Written request:
Extract all of the entries and set them down verbatim.

Provided data:
● ● ● ● ● ● ●

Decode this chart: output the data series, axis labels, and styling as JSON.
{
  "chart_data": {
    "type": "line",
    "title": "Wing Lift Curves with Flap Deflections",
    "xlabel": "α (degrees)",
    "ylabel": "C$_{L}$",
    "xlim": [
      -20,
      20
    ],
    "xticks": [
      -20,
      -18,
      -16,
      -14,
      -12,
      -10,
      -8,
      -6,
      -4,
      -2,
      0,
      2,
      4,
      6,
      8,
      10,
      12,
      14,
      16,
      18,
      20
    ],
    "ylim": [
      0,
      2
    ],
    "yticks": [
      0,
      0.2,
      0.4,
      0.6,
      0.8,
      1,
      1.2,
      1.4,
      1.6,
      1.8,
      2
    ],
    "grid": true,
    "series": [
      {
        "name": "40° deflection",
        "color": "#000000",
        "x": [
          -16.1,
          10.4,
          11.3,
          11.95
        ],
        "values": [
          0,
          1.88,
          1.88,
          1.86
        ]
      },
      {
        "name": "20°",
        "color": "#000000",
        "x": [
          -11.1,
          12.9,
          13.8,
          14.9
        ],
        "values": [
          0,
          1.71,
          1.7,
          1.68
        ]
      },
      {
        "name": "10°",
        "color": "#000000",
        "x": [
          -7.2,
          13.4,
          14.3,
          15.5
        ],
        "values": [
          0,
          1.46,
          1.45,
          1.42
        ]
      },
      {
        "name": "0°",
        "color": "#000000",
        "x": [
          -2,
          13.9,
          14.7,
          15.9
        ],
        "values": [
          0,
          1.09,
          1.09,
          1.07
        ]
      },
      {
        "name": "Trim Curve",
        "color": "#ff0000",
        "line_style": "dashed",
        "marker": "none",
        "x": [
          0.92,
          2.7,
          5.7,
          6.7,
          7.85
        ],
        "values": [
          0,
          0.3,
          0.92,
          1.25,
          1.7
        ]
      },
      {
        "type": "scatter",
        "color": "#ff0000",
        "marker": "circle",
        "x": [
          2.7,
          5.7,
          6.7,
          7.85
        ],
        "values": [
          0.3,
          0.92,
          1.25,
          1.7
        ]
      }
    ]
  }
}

● ● ● ● ● ● ●

Exercise output:
Decode this chart: output the data series, axis labels, and styling as JSON.
{
  "chart_data": {
    "type": "line",
    "title": "Wing Lift Curves with Flap Deflections",
    "xlabel": "α (degrees)",
    "ylabel": "C$_{L}$",
    "xlim": [
      -20,
      20
    ],
    "xticks": [
      -20,
      -18,
      -16,
      -14,
      -12,
      -10,
      -8,
      -6,
      -4,
      -2,
      0,
      2,
      4,
      6,
      8,
      10,
      12,
      14,
      16,
      18,
      20
    ],
    "ylim": [
      0,
      2
    ],
    "yticks": [
      0,
      0.2,
      0.4,
      0.6,
      0.8,
      1,
      1.2,
      1.4,
      1.6,
      1.8,
      2
    ],
    "grid": true,
    "series": [
      {
        "name": "40° deflection",
        "color": "#000000",
        "x": [
          -16.1,
          10.4,
          11.3,
          11.95
        ],
        "values": [
          0,
          1.88,
          1.88,
          1.86
        ]
      },
      {
        "name": "20°",
        "color": "#000000",
        "x": [
          -11.1,
          12.9,
          13.8,
          14.9
        ],
        "values": [
          0,
          1.71,
          1.7,
          1.68
        ]
      },
      {
        "name": "10°",
        "color": "#000000",
        "x": [
          -7.2,
          13.4,
          14.3,
          15.5
        ],
        "values": [
          0,
          1.46,
          1.45,
          1.42
        ]
      },
      {
        "name": "0°",
        "color": "#000000",
        "x": [
          -2,
          13.9,
          14.7,
          15.9
        ],
        "values": [
          0,
          1.09,
          1.09,
          1.07
        ]
      },
      {
        "name": "Trim Curve",
        "color": "#ff0000",
        "line_style": "dashed",
        "marker": "none",
        "x": [
          0.92,
          2.7,
          5.7,
          6.7,
          7.85
        ],
        "values": [
          0,
          0.3,
          0.92,
          1.25,
          1.7
        ]
      },
      {
        "type": "scatter",
        "color": "#ff0000",
        "marker": "circle",
        "x": [
          2.7,
          5.7,
          6.7,
          7.85
        ],
        "values": [
          0.3,
          0.92,
          1.25,
          1.7
        ]
      }
    ]
  }
}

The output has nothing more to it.